[Task to carry out]
Check every line of the entries below for the word "screenshot", and copy the ones that have it.

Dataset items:
^^^^^^^^^^^^^^^^

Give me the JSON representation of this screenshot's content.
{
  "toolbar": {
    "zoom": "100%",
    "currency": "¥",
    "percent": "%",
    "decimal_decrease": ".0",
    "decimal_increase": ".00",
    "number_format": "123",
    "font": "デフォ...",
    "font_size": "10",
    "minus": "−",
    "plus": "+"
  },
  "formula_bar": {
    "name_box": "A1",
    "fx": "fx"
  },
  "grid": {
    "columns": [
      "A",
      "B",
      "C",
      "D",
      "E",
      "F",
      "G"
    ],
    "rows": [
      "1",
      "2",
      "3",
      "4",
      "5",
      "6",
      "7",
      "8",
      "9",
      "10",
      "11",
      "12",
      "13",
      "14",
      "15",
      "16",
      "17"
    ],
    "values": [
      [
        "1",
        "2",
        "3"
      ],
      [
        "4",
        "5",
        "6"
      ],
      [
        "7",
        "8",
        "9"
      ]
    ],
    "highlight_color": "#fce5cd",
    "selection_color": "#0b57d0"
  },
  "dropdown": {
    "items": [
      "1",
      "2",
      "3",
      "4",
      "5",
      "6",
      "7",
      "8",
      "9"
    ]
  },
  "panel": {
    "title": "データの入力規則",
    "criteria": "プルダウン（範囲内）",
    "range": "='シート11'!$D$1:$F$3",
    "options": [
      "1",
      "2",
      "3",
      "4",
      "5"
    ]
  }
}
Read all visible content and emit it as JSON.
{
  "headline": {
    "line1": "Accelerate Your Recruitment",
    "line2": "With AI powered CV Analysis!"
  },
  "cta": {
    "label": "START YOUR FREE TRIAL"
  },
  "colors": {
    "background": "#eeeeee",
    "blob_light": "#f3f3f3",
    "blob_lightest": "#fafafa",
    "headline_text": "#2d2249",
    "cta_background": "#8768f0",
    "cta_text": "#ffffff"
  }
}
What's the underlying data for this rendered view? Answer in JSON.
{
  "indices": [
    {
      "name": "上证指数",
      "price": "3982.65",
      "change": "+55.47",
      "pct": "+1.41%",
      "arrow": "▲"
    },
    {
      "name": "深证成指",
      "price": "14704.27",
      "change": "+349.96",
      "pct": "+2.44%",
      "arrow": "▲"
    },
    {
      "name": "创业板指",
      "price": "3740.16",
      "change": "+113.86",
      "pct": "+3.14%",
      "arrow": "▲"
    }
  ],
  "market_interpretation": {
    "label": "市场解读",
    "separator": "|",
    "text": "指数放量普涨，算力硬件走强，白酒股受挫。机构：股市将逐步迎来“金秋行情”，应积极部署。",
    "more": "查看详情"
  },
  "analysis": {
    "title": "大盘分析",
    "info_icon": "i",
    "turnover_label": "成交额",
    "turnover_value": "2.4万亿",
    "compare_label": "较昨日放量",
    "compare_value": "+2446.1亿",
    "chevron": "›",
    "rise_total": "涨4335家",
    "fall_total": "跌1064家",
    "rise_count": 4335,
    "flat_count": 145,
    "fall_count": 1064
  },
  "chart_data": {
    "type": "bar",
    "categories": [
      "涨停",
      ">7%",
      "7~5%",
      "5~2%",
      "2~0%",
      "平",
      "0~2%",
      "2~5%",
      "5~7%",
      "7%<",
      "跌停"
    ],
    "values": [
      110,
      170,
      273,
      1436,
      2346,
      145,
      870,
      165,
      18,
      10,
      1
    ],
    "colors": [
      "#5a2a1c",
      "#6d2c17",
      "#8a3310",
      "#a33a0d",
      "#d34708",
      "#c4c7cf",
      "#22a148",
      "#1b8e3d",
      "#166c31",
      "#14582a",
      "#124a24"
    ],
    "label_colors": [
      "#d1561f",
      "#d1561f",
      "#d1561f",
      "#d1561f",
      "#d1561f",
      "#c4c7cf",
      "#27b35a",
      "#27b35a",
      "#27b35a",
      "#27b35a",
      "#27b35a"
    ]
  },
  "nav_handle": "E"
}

^^^^^^^^^^^^^^^^

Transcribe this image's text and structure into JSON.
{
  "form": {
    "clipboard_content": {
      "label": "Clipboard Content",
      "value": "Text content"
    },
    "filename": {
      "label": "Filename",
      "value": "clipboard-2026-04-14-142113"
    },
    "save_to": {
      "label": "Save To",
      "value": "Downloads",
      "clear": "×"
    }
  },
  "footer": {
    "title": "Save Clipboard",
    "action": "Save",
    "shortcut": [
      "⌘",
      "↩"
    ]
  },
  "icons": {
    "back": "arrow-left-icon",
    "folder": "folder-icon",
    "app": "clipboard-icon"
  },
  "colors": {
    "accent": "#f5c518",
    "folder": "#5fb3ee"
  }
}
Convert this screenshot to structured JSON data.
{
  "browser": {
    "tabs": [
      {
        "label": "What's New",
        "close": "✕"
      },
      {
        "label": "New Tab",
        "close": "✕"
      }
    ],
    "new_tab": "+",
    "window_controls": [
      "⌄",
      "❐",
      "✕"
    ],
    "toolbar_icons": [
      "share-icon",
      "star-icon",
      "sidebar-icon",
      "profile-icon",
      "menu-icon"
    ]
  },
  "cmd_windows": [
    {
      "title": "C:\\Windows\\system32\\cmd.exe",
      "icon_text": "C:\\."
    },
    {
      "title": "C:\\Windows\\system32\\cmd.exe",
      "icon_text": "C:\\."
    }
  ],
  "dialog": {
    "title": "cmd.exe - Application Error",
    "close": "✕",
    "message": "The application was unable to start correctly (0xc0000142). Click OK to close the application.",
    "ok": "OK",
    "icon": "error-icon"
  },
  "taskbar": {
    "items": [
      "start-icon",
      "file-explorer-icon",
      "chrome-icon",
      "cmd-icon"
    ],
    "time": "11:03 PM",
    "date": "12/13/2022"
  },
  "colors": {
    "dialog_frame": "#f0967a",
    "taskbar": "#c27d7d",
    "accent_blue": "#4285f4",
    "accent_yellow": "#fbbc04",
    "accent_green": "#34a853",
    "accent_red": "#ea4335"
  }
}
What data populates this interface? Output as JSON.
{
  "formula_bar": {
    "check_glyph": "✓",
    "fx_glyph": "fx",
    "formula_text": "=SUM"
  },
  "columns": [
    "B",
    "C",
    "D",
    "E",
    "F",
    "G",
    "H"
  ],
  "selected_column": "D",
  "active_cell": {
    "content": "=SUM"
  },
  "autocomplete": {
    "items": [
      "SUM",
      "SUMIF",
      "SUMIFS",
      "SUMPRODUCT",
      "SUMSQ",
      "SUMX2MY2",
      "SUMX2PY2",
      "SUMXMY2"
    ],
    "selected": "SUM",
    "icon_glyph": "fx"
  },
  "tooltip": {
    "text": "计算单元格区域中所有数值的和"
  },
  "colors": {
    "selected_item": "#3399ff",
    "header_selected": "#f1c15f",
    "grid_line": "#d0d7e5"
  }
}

^^^^^^^^^^^^^^^^

[Full response]
Give me the JSON representation of this screenshot's content.
Convert this screenshot to structured JSON data.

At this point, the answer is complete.